◆ AIM OF THE EXERCISE:
Copy the listing below in full and skip every picture.

◆ INPUT ROWS:
※ ※ ※

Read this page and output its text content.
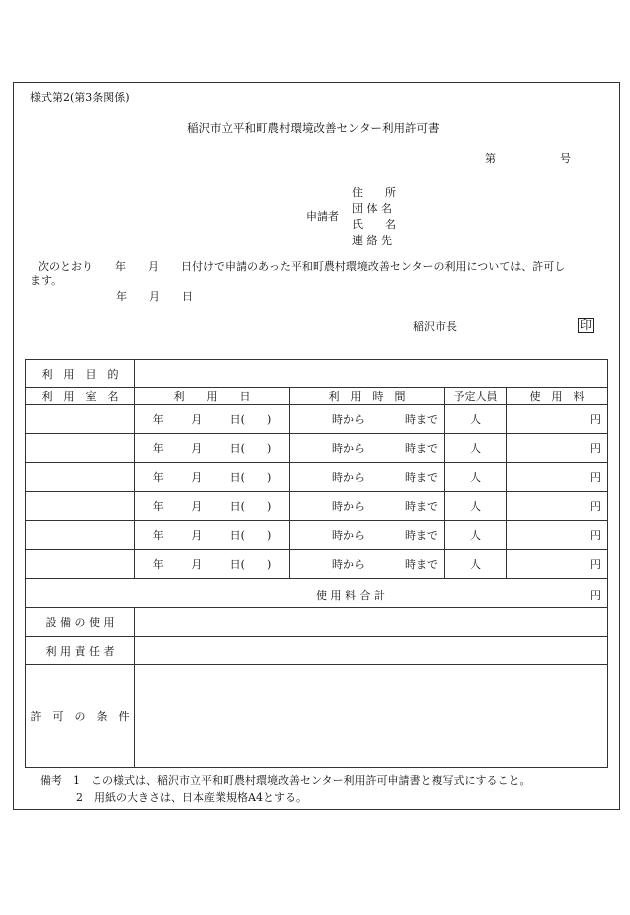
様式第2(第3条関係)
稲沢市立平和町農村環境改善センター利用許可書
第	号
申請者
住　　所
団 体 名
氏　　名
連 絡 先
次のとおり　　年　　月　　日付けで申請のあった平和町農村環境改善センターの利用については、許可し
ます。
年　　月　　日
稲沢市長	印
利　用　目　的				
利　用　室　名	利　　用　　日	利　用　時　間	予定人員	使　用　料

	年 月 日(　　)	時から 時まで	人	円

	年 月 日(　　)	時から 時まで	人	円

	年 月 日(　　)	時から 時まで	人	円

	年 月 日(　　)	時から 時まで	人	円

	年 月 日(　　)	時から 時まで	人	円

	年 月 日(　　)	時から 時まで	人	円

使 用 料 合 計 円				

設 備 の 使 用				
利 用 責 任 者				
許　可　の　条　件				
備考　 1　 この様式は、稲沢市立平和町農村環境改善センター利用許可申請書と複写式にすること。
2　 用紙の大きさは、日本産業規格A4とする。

※ ※ ※

◆ RESPONSE TO THIS TASK:
Read this page and output its text content.
様式第2(第3条関係)
稲沢市立平和町農村環境改善センター利用許可書
第	号
申請者
住　　所
団 体 名
氏　　名
連 絡 先
次のとおり　　年　　月　　日付けで申請のあった平和町農村環境改善センターの利用については、許可し
ます。
年　　月　　日
稲沢市長	印
利　用　目　的				
利　用　室　名	利　　用　　日	利　用　時　間	予定人員	使　用　料

	年 月 日(　　)	時から 時まで	人	円

	年 月 日(　　)	時から 時まで	人	円

	年 月 日(　　)	時から 時まで	人	円

	年 月 日(　　)	時から 時まで	人	円

	年 月 日(　　)	時から 時まで	人	円

	年 月 日(　　)	時から 時まで	人	円

使 用 料 合 計 円				

設 備 の 使 用				
利 用 責 任 者				
許　可　の　条　件				
備考　 1　 この様式は、稲沢市立平和町農村環境改善センター利用許可申請書と複写式にすること。
2　 用紙の大きさは、日本産業規格A4とする。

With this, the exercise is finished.